Stated exercise —
Reproduce all of the data exactly.

Stored rows —
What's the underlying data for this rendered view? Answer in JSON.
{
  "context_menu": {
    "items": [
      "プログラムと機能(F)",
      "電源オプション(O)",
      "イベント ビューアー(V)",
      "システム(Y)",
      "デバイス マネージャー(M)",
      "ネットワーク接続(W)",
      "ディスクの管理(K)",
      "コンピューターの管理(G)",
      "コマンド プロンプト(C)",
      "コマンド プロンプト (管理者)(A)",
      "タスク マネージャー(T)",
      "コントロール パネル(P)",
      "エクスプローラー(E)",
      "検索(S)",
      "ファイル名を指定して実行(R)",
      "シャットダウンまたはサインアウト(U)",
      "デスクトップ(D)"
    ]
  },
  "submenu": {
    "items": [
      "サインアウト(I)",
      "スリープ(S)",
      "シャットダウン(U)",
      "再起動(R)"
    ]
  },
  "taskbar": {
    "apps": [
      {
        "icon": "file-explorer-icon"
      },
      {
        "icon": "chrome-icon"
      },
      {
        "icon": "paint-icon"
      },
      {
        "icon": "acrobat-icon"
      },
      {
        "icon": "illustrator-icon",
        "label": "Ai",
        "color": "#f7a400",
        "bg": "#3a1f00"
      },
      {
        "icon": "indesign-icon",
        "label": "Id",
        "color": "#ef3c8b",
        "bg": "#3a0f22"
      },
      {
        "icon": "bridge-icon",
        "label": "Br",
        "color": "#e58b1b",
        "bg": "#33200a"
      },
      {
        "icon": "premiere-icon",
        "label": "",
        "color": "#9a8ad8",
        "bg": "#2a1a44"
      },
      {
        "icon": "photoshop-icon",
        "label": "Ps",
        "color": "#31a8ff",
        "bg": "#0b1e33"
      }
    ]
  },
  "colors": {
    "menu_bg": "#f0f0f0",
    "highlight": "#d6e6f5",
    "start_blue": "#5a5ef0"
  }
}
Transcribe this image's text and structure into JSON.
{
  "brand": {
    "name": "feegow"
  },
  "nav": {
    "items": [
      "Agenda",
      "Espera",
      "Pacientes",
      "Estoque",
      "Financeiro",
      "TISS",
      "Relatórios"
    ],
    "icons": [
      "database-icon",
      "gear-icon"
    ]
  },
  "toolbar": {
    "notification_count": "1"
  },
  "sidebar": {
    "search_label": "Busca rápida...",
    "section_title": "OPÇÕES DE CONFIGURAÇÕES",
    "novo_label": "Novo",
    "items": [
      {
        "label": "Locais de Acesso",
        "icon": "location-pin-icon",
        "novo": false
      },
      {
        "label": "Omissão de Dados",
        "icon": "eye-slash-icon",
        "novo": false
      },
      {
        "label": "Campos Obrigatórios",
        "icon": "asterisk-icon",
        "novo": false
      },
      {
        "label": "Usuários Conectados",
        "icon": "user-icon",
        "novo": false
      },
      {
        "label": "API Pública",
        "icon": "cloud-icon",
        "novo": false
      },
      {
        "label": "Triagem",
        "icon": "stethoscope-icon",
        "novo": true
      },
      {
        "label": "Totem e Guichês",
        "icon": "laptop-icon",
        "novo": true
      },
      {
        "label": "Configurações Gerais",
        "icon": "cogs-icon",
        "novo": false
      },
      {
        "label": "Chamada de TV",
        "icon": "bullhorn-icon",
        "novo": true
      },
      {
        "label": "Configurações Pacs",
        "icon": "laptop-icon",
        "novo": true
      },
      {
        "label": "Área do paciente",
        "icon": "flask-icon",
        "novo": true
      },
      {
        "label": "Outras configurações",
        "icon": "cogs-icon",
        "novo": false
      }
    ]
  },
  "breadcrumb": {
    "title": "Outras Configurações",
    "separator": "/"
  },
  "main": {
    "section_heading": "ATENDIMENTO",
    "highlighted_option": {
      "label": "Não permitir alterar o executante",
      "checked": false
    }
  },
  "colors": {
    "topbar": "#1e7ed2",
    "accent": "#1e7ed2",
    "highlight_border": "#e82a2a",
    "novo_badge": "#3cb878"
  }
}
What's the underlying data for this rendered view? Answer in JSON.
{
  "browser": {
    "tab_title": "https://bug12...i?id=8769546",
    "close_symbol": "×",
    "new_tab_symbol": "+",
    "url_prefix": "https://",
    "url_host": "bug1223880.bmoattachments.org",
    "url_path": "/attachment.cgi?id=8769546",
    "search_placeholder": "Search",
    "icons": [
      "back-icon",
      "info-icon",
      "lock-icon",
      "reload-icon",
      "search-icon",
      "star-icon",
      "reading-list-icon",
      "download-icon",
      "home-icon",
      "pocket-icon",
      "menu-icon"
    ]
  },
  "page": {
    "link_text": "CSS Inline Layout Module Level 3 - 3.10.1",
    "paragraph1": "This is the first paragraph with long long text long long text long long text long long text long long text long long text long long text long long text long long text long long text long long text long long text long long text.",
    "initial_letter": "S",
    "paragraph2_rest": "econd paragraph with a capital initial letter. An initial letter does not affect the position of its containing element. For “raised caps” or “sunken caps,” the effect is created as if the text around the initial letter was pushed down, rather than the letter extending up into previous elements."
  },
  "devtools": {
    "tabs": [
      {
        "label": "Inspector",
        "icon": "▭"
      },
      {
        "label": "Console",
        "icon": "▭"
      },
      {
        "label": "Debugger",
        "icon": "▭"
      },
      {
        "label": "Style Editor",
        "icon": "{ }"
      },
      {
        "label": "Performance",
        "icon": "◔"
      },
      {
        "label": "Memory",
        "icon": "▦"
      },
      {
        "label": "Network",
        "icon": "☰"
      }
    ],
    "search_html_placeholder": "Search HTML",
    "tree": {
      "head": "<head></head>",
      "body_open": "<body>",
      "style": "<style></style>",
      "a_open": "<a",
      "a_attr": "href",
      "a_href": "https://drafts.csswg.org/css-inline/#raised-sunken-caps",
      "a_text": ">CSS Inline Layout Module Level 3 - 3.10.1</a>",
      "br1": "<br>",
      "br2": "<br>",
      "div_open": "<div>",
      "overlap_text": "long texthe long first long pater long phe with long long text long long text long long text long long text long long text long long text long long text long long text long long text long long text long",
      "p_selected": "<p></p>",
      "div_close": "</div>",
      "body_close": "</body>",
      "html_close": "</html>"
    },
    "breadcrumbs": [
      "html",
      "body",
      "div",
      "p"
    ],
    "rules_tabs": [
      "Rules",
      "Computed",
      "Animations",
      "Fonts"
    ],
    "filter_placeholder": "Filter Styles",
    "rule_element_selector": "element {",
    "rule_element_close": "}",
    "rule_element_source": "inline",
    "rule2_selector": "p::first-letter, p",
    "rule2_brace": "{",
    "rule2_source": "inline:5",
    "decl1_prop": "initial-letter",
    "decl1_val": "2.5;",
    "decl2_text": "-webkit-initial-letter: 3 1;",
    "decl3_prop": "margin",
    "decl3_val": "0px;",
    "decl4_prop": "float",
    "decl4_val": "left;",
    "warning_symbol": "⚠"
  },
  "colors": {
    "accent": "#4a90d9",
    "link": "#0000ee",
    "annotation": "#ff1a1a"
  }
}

The solution —
What's the underlying data for this rendered view? Answer in JSON.
{
  "context_menu": {
    "items": [
      "プログラムと機能(F)",
      "電源オプション(O)",
      "イベント ビューアー(V)",
      "システム(Y)",
      "デバイス マネージャー(M)",
      "ネットワーク接続(W)",
      "ディスクの管理(K)",
      "コンピューターの管理(G)",
      "コマンド プロンプト(C)",
      "コマンド プロンプト (管理者)(A)",
      "タスク マネージャー(T)",
      "コントロール パネル(P)",
      "エクスプローラー(E)",
      "検索(S)",
      "ファイル名を指定して実行(R)",
      "シャットダウンまたはサインアウト(U)",
      "デスクトップ(D)"
    ]
  },
  "submenu": {
    "items": [
      "サインアウト(I)",
      "スリープ(S)",
      "シャットダウン(U)",
      "再起動(R)"
    ]
  },
  "taskbar": {
    "apps": [
      {
        "icon": "file-explorer-icon"
      },
      {
        "icon": "chrome-icon"
      },
      {
        "icon": "paint-icon"
      },
      {
        "icon": "acrobat-icon"
      },
      {
        "icon": "illustrator-icon",
        "label": "Ai",
        "color": "#f7a400",
        "bg": "#3a1f00"
      },
      {
        "icon": "indesign-icon",
        "label": "Id",
        "color": "#ef3c8b",
        "bg": "#3a0f22"
      },
      {
        "icon": "bridge-icon",
        "label": "Br",
        "color": "#e58b1b",
        "bg": "#33200a"
      },
      {
        "icon": "premiere-icon",
        "label": "",
        "color": "#9a8ad8",
        "bg": "#2a1a44"
      },
      {
        "icon": "photoshop-icon",
        "label": "Ps",
        "color": "#31a8ff",
        "bg": "#0b1e33"
      }
    ]
  },
  "colors": {
    "menu_bg": "#f0f0f0",
    "highlight": "#d6e6f5",
    "start_blue": "#5a5ef0"
  }
}
Transcribe this image's text and structure into JSON.
{
  "brand": {
    "name": "feegow"
  },
  "nav": {
    "items": [
      "Agenda",
      "Espera",
      "Pacientes",
      "Estoque",
      "Financeiro",
      "TISS",
      "Relatórios"
    ],
    "icons": [
      "database-icon",
      "gear-icon"
    ]
  },
  "toolbar": {
    "notification_count": "1"
  },
  "sidebar": {
    "search_label": "Busca rápida...",
    "section_title": "OPÇÕES DE CONFIGURAÇÕES",
    "novo_label": "Novo",
    "items": [
      {
        "label": "Locais de Acesso",
        "icon": "location-pin-icon",
        "novo": false
      },
      {
        "label": "Omissão de Dados",
        "icon": "eye-slash-icon",
        "novo": false
      },
      {
        "label": "Campos Obrigatórios",
        "icon": "asterisk-icon",
        "novo": false
      },
      {
        "label": "Usuários Conectados",
        "icon": "user-icon",
        "novo": false
      },
      {
        "label": "API Pública",
        "icon": "cloud-icon",
        "novo": false
      },
      {
        "label": "Triagem",
        "icon": "stethoscope-icon",
        "novo": true
      },
      {
        "label": "Totem e Guichês",
        "icon": "laptop-icon",
        "novo": true
      },
      {
        "label": "Configurações Gerais",
        "icon": "cogs-icon",
        "novo": false
      },
      {
        "label": "Chamada de TV",
        "icon": "bullhorn-icon",
        "novo": true
      },
      {
        "label": "Configurações Pacs",
        "icon": "laptop-icon",
        "novo": true
      },
      {
        "label": "Área do paciente",
        "icon": "flask-icon",
        "novo": true
      },
      {
        "label": "Outras configurações",
        "icon": "cogs-icon",
        "novo": false
      }
    ]
  },
  "breadcrumb": {
    "title": "Outras Configurações",
    "separator": "/"
  },
  "main": {
    "section_heading": "ATENDIMENTO",
    "highlighted_option": {
      "label": "Não permitir alterar o executante",
      "checked": false
    }
  },
  "colors": {
    "topbar": "#1e7ed2",
    "accent": "#1e7ed2",
    "highlight_border": "#e82a2a",
    "novo_badge": "#3cb878"
  }
}
What's the underlying data for this rendered view? Answer in JSON.
{
  "browser": {
    "tab_title": "https://bug12...i?id=8769546",
    "close_symbol": "×",
    "new_tab_symbol": "+",
    "url_prefix": "https://",
    "url_host": "bug1223880.bmoattachments.org",
    "url_path": "/attachment.cgi?id=8769546",
    "search_placeholder": "Search",
    "icons": [
      "back-icon",
      "info-icon",
      "lock-icon",
      "reload-icon",
      "search-icon",
      "star-icon",
      "reading-list-icon",
      "download-icon",
      "home-icon",
      "pocket-icon",
      "menu-icon"
    ]
  },
  "page": {
    "link_text": "CSS Inline Layout Module Level 3 - 3.10.1",
    "paragraph1": "This is the first paragraph with long long text long long text long long text long long text long long text long long text long long text long long text long long text long long text long long text long long text long long text.",
    "initial_letter": "S",
    "paragraph2_rest": "econd paragraph with a capital initial letter. An initial letter does not affect the position of its containing element. For “raised caps” or “sunken caps,” the effect is created as if the text around the initial letter was pushed down, rather than the letter extending up into previous elements."
  },
  "devtools": {
    "tabs": [
      {
        "label": "Inspector",
        "icon": "▭"
      },
      {
        "label": "Console",
        "icon": "▭"
      },
      {
        "label": "Debugger",
        "icon": "▭"
      },
      {
        "label": "Style Editor",
        "icon": "{ }"
      },
      {
        "label": "Performance",
        "icon": "◔"
      },
      {
        "label": "Memory",
        "icon": "▦"
      },
      {
        "label": "Network",
        "icon": "☰"
      }
    ],
    "search_html_placeholder": "Search HTML",
    "tree": {
      "head": "<head></head>",
      "body_open": "<body>",
      "style": "<style></style>",
      "a_open": "<a",
      "a_attr": "href",
      "a_href": "https://drafts.csswg.org/css-inline/#raised-sunken-caps",
      "a_text": ">CSS Inline Layout Module Level 3 - 3.10.1</a>",
      "br1": "<br>",
      "br2": "<br>",
      "div_open": "<div>",
      "overlap_text": "long texthe long first long pater long phe with long long text long long text long long text long long text long long text long long text long long text long long text long long text long long text long",
      "p_selected": "<p></p>",
      "div_close": "</div>",
      "body_close": "</body>",
      "html_close": "</html>"
    },
    "breadcrumbs": [
      "html",
      "body",
      "div",
      "p"
    ],
    "rules_tabs": [
      "Rules",
      "Computed",
      "Animations",
      "Fonts"
    ],
    "filter_placeholder": "Filter Styles",
    "rule_element_selector": "element {",
    "rule_element_close": "}",
    "rule_element_source": "inline",
    "rule2_selector": "p::first-letter, p",
    "rule2_brace": "{",
    "rule2_source": "inline:5",
    "decl1_prop": "initial-letter",
    "decl1_val": "2.5;",
    "decl2_text": "-webkit-initial-letter: 3 1;",
    "decl3_prop": "margin",
    "decl3_val": "0px;",
    "decl4_prop": "float",
    "decl4_val": "left;",
    "warning_symbol": "⚠"
  },
  "colors": {
    "accent": "#4a90d9",
    "link": "#0000ee",
    "annotation": "#ff1a1a"
  }
}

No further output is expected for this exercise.